Task description:
Tally every line of the listing where the string "JSON" is found, and state the total alone.

::: Dataset

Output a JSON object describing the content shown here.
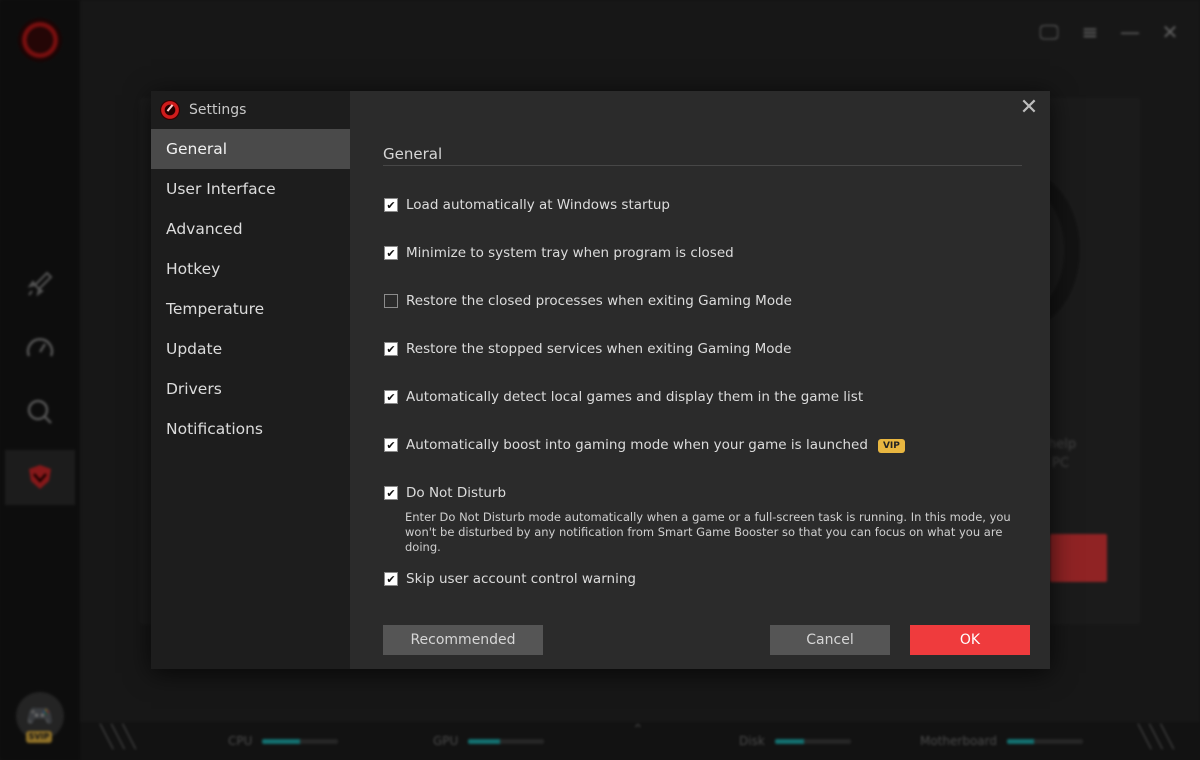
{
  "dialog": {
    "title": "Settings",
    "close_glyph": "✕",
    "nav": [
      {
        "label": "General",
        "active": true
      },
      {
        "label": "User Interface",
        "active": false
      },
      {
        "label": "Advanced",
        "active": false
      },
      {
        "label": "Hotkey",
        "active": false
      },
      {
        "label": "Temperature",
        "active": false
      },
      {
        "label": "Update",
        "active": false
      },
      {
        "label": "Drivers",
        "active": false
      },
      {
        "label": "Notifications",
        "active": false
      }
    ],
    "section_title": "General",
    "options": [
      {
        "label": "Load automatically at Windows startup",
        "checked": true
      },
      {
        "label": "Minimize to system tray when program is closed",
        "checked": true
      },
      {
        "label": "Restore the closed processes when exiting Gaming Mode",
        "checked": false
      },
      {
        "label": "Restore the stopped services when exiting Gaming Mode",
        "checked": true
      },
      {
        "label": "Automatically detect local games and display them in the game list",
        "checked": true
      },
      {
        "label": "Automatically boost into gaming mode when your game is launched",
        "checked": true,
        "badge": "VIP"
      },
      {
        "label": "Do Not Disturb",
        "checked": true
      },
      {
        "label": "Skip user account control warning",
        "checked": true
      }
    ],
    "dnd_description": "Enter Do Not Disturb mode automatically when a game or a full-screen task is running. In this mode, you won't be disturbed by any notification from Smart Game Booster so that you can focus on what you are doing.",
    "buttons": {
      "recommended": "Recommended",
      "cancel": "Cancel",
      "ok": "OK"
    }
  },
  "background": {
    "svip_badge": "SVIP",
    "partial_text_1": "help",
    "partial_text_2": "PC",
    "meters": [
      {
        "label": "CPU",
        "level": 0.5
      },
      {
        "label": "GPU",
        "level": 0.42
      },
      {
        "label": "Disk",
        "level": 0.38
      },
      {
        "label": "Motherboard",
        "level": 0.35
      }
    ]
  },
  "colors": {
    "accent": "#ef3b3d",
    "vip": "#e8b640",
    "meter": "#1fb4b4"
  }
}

::::::
::: Dataset

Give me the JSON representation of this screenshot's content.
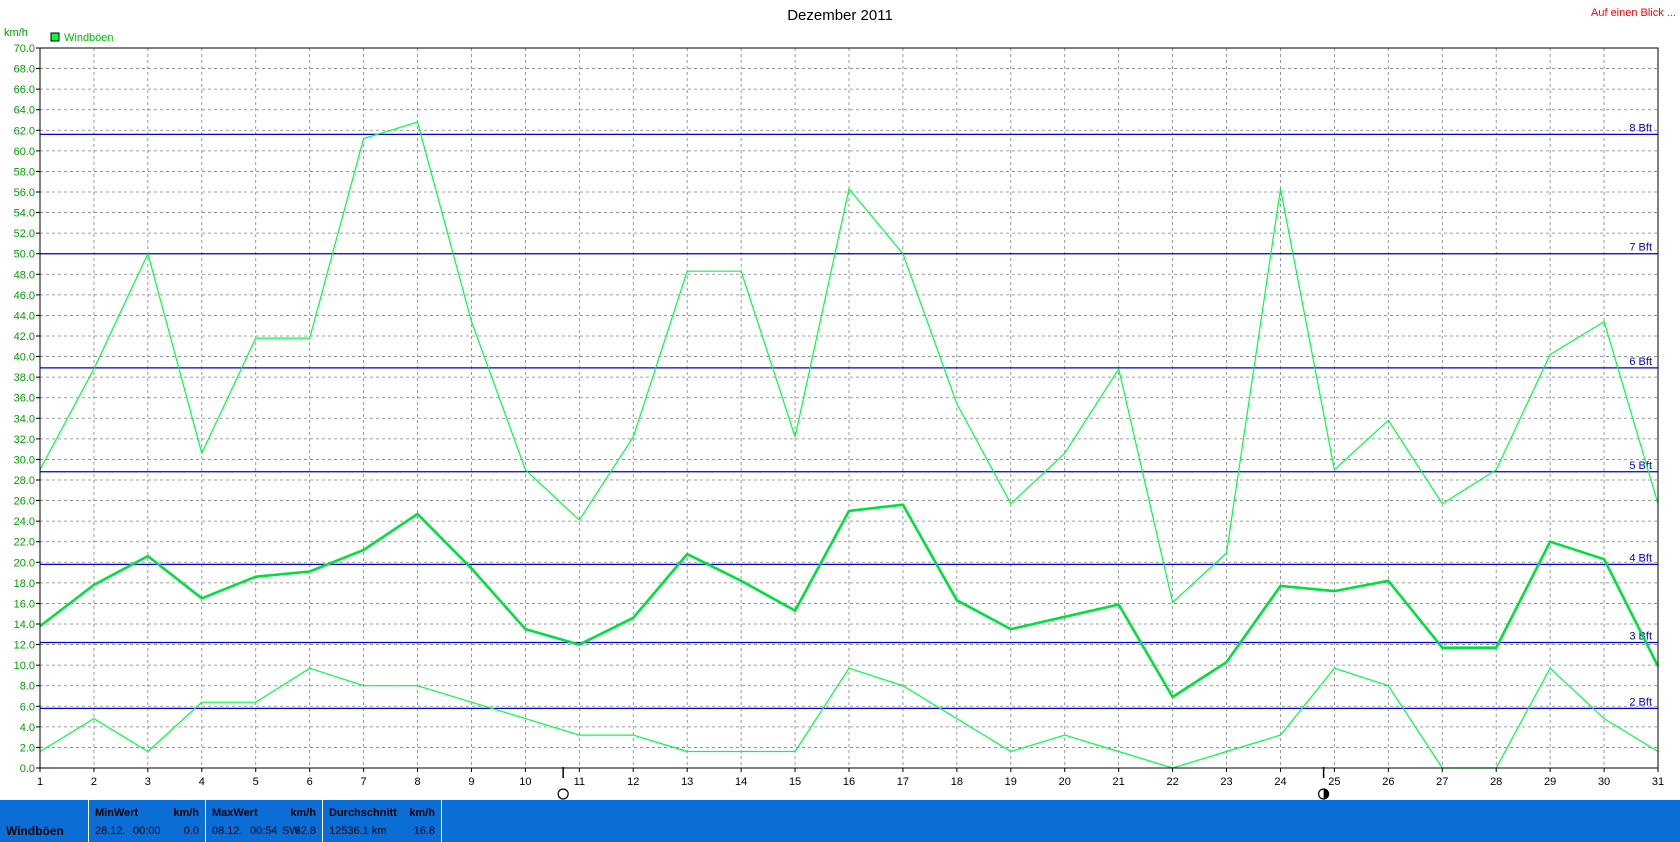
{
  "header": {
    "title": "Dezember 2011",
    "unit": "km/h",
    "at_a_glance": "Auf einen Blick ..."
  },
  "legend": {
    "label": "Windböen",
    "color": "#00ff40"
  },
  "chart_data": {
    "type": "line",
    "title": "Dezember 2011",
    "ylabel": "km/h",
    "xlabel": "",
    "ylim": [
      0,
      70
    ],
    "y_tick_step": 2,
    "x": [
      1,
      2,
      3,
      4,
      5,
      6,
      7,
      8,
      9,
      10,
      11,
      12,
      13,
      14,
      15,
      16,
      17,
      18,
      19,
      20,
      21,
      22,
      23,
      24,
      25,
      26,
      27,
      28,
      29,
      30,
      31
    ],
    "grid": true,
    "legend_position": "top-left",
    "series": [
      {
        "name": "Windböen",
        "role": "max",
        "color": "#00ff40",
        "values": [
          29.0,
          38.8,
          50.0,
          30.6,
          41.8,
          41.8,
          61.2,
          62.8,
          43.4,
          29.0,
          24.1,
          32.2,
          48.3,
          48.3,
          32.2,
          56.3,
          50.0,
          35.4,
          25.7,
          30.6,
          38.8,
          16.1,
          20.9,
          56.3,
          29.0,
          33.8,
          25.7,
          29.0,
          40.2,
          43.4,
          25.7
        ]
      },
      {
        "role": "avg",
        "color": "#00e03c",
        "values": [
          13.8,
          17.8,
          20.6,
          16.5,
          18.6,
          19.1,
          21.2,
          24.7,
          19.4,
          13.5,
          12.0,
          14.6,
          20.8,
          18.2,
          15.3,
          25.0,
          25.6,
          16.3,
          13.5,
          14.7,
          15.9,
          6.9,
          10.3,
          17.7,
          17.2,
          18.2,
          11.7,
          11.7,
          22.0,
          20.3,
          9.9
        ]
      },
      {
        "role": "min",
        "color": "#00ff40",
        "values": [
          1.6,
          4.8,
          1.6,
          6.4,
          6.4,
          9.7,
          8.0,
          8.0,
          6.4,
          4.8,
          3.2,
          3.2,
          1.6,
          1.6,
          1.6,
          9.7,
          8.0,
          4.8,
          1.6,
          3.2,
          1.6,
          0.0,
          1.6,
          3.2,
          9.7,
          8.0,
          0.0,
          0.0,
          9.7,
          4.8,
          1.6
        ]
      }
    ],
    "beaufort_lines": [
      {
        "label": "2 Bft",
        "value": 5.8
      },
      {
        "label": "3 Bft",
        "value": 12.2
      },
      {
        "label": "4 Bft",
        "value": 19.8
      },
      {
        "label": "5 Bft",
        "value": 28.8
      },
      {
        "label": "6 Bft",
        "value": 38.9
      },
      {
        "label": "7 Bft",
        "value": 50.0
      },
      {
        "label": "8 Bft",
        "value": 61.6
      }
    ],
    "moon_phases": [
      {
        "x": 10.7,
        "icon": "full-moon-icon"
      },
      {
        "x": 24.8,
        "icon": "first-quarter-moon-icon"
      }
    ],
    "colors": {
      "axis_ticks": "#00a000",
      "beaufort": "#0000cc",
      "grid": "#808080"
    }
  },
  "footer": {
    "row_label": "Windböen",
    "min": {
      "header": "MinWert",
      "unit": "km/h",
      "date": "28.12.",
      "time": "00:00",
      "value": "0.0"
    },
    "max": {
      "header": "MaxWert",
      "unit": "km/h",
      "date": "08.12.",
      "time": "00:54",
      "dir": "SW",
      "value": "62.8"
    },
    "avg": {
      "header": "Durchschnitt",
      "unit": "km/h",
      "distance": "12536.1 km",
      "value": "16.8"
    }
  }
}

::::::

Response to the exercise:
2